* _Data for the task_:
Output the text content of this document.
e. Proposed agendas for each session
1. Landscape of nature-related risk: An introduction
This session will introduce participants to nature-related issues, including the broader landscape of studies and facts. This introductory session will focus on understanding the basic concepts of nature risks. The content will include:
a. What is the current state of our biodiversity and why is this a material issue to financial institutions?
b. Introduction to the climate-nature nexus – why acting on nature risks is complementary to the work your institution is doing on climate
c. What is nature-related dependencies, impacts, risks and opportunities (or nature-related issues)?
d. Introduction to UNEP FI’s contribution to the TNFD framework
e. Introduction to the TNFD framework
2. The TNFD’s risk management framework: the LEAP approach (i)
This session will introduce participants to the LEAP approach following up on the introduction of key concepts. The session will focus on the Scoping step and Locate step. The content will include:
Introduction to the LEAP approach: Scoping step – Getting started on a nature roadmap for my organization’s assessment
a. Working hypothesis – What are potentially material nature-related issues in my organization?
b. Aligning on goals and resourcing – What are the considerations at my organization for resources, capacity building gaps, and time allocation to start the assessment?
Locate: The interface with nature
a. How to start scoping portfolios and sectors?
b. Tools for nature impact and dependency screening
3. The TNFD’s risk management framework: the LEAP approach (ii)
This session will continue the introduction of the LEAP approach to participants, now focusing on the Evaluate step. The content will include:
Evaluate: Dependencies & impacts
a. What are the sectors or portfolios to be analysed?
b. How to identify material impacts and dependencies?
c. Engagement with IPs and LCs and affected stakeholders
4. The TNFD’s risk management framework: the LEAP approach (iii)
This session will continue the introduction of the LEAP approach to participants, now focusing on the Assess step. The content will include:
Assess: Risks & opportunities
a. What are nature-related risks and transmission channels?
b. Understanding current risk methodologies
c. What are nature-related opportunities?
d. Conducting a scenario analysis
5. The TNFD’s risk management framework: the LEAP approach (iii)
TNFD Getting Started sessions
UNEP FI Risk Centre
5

* _Given instruction_: Lines holding the word "management" in the entries above are the ones to pull out. Copy them all.

* _Response to the task_:
2. The TNFD’s risk management framework: the LEAP approach (i)
3. The TNFD’s risk management framework: the LEAP approach (ii)
4. The TNFD’s risk management framework: the LEAP approach (iii)
5. The TNFD’s risk management framework: the LEAP approach (iii)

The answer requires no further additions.